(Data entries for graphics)
▼

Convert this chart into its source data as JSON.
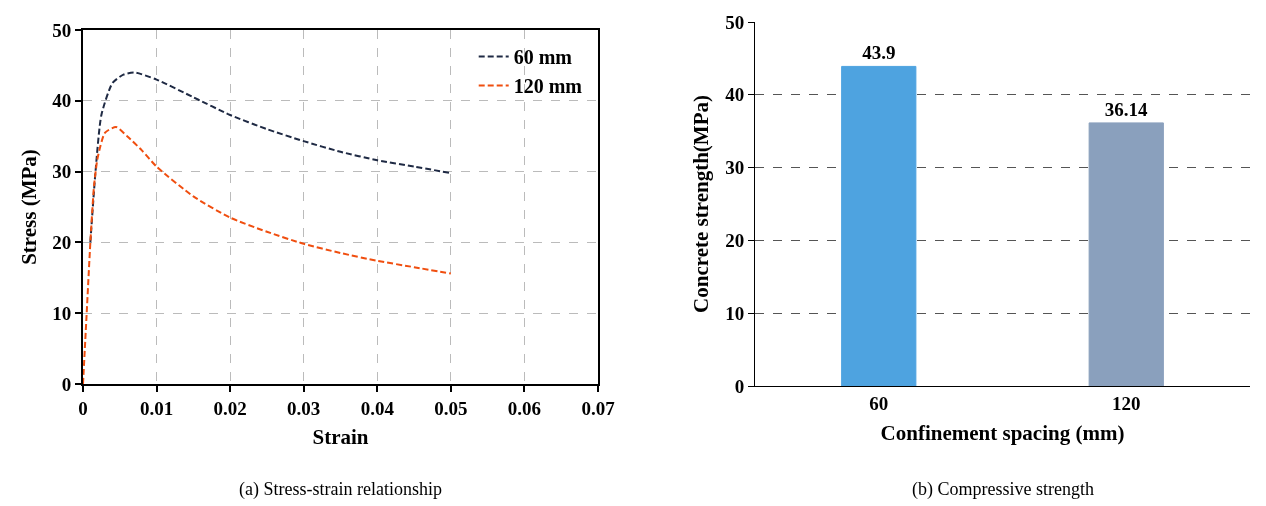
{
  "chart_data": [
    {
      "type": "line",
      "xlabel": "Strain",
      "ylabel": "Stress (MPa)",
      "annotations": [
        "(a) Stress-strain relationship"
      ],
      "xlim": [
        0,
        0.07
      ],
      "xticks": [
        0,
        0.01,
        0.02,
        0.03,
        0.04,
        0.05,
        0.06,
        0.07
      ],
      "ylim": [
        0,
        50
      ],
      "yticks": [
        0,
        10,
        20,
        30,
        40,
        50
      ],
      "grid": true,
      "legend": "top right",
      "line_style": "dashed",
      "marker": "none",
      "series": [
        {
          "name": "60 mm",
          "color": "#1f2a44",
          "x": [
            0.001,
            0.0017,
            0.0025,
            0.004,
            0.0055,
            0.007,
            0.01,
            0.015,
            0.02,
            0.025,
            0.03,
            0.035,
            0.04,
            0.045,
            0.05
          ],
          "values": [
            20,
            30,
            38,
            42.5,
            43.7,
            44,
            43,
            40.5,
            38,
            36,
            34.3,
            32.8,
            31.6,
            30.7,
            29.8
          ]
        },
        {
          "name": "120 mm",
          "color": "#f04e0f",
          "x": [
            0,
            0.0005,
            0.001,
            0.0015,
            0.002,
            0.003,
            0.0045,
            0.006,
            0.008,
            0.01,
            0.015,
            0.02,
            0.025,
            0.03,
            0.035,
            0.04,
            0.045,
            0.05
          ],
          "values": [
            0,
            10,
            20,
            28,
            32,
            35.5,
            36.3,
            35,
            33,
            30.7,
            26.5,
            23.5,
            21.5,
            19.8,
            18.5,
            17.4,
            16.5,
            15.6
          ]
        }
      ]
    },
    {
      "type": "bar",
      "xlabel": "Confinement spacing (mm)",
      "ylabel": "Concrete strength(MPa)",
      "annotations": [
        "(b) Compressive strength"
      ],
      "categories": [
        "60",
        "120"
      ],
      "values": [
        43.9,
        36.14
      ],
      "colors": [
        "#4ea3e0",
        "#8aa0bd"
      ],
      "data_labels": true,
      "ylim": [
        0,
        50
      ],
      "yticks": [
        0,
        10,
        20,
        30,
        40,
        50
      ],
      "grid": "y",
      "legend": false
    }
  ]
}
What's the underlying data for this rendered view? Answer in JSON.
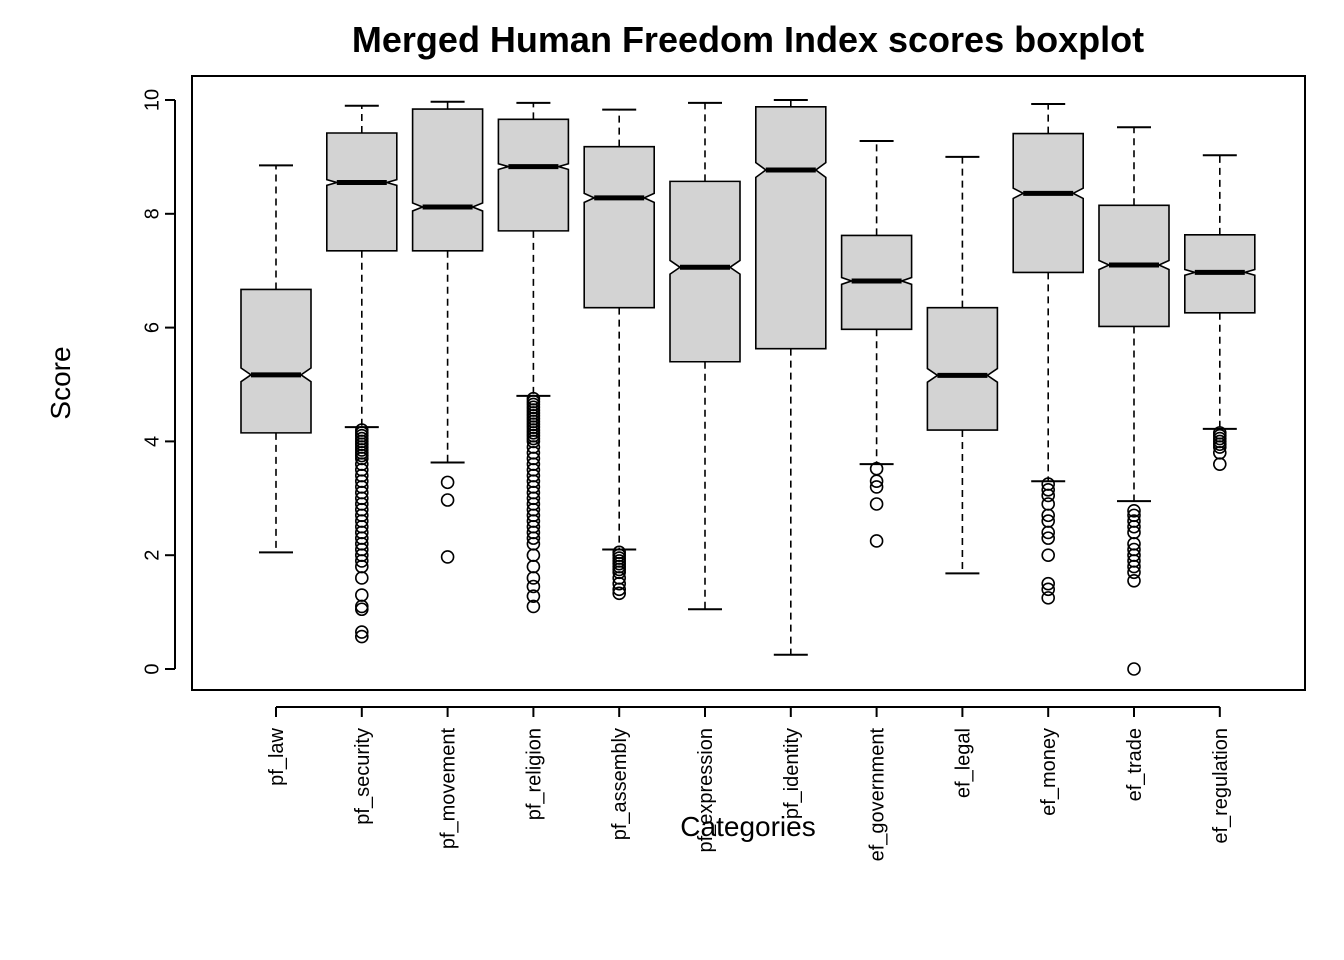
{
  "chart_data": {
    "type": "boxplot",
    "title": "Merged Human Freedom Index scores boxplot",
    "xlabel": "Categories",
    "ylabel": "Score",
    "ylim": [
      -0.4,
      10.4
    ],
    "yticks": [
      0,
      2,
      4,
      6,
      8,
      10
    ],
    "notched": true,
    "box_color": "#d3d3d3",
    "categories": [
      "pf_law",
      "pf_security",
      "pf_movement",
      "pf_religion",
      "pf_assembly",
      "pf_expression",
      "pf_identity",
      "ef_government",
      "ef_legal",
      "ef_money",
      "ef_trade",
      "ef_regulation"
    ],
    "boxes": [
      {
        "category": "pf_law",
        "whisker_low": 2.05,
        "q1": 4.15,
        "median": 5.17,
        "q3": 6.67,
        "whisker_high": 8.85,
        "notch_low": 5.05,
        "notch_high": 5.29,
        "outliers": []
      },
      {
        "category": "pf_security",
        "whisker_low": 4.25,
        "q1": 7.35,
        "median": 8.55,
        "q3": 9.42,
        "whisker_high": 9.9,
        "notch_low": 8.5,
        "notch_high": 8.6,
        "outliers": [
          4.2,
          4.15,
          4.1,
          4.05,
          4.0,
          3.95,
          3.9,
          3.85,
          3.8,
          3.75,
          3.7,
          3.6,
          3.5,
          3.4,
          3.3,
          3.2,
          3.1,
          3.0,
          2.9,
          2.8,
          2.7,
          2.6,
          2.5,
          2.4,
          2.3,
          2.2,
          2.1,
          2.0,
          1.9,
          1.8,
          1.6,
          1.3,
          1.1,
          1.05,
          0.65,
          0.57
        ]
      },
      {
        "category": "pf_movement",
        "whisker_low": 3.63,
        "q1": 7.35,
        "median": 8.12,
        "q3": 9.84,
        "whisker_high": 9.97,
        "notch_low": 8.05,
        "notch_high": 8.19,
        "outliers": [
          3.28,
          2.97,
          1.97
        ]
      },
      {
        "category": "pf_religion",
        "whisker_low": 4.8,
        "q1": 7.7,
        "median": 8.83,
        "q3": 9.66,
        "whisker_high": 9.95,
        "notch_low": 8.78,
        "notch_high": 8.88,
        "outliers": [
          4.75,
          4.7,
          4.65,
          4.6,
          4.55,
          4.5,
          4.45,
          4.4,
          4.35,
          4.3,
          4.25,
          4.2,
          4.15,
          4.1,
          4.05,
          4.0,
          3.9,
          3.8,
          3.7,
          3.6,
          3.5,
          3.4,
          3.3,
          3.2,
          3.1,
          3.0,
          2.9,
          2.8,
          2.7,
          2.6,
          2.5,
          2.4,
          2.3,
          2.2,
          2.0,
          1.8,
          1.6,
          1.45,
          1.28,
          1.1
        ]
      },
      {
        "category": "pf_assembly",
        "whisker_low": 2.1,
        "q1": 6.35,
        "median": 8.28,
        "q3": 9.18,
        "whisker_high": 9.83,
        "notch_low": 8.2,
        "notch_high": 8.36,
        "outliers": [
          2.05,
          2.0,
          1.95,
          1.9,
          1.85,
          1.8,
          1.75,
          1.7,
          1.6,
          1.5,
          1.4,
          1.33
        ]
      },
      {
        "category": "pf_expression",
        "whisker_low": 1.05,
        "q1": 5.4,
        "median": 7.06,
        "q3": 8.57,
        "whisker_high": 9.95,
        "notch_low": 6.94,
        "notch_high": 7.18,
        "outliers": []
      },
      {
        "category": "pf_identity",
        "whisker_low": 0.25,
        "q1": 5.63,
        "median": 8.77,
        "q3": 9.88,
        "whisker_high": 10.0,
        "notch_low": 8.64,
        "notch_high": 8.9,
        "outliers": []
      },
      {
        "category": "ef_government",
        "whisker_low": 3.6,
        "q1": 5.97,
        "median": 6.82,
        "q3": 7.62,
        "whisker_high": 9.28,
        "notch_low": 6.76,
        "notch_high": 6.88,
        "outliers": [
          3.52,
          3.3,
          3.2,
          2.9,
          2.25
        ]
      },
      {
        "category": "ef_legal",
        "whisker_low": 1.68,
        "q1": 4.2,
        "median": 5.16,
        "q3": 6.35,
        "whisker_high": 9.0,
        "notch_low": 5.04,
        "notch_high": 5.28,
        "outliers": []
      },
      {
        "category": "ef_money",
        "whisker_low": 3.3,
        "q1": 6.97,
        "median": 8.36,
        "q3": 9.41,
        "whisker_high": 9.93,
        "notch_low": 8.27,
        "notch_high": 8.45,
        "outliers": [
          3.25,
          3.15,
          3.05,
          2.9,
          2.7,
          2.6,
          2.4,
          2.3,
          2.0,
          1.5,
          1.4,
          1.25
        ]
      },
      {
        "category": "ef_trade",
        "whisker_low": 2.95,
        "q1": 6.02,
        "median": 7.1,
        "q3": 8.15,
        "whisker_high": 9.52,
        "notch_low": 7.02,
        "notch_high": 7.18,
        "outliers": [
          2.78,
          2.7,
          2.6,
          2.5,
          2.4,
          2.2,
          2.1,
          2.0,
          1.9,
          1.8,
          1.7,
          1.55,
          0.0
        ]
      },
      {
        "category": "ef_regulation",
        "whisker_low": 4.22,
        "q1": 6.26,
        "median": 6.97,
        "q3": 7.63,
        "whisker_high": 9.03,
        "notch_low": 6.92,
        "notch_high": 7.02,
        "outliers": [
          4.15,
          4.1,
          4.05,
          4.0,
          3.95,
          3.9,
          3.8,
          3.6
        ]
      }
    ]
  }
}
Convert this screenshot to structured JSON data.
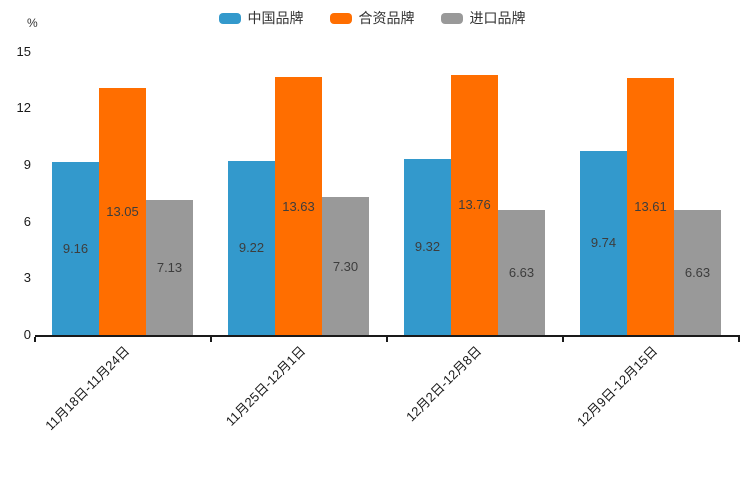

▲

• **INSTRUCTION**:
Tally the lines above that contain the word "this", and reply with only the number.

• **OUTPUT**:
3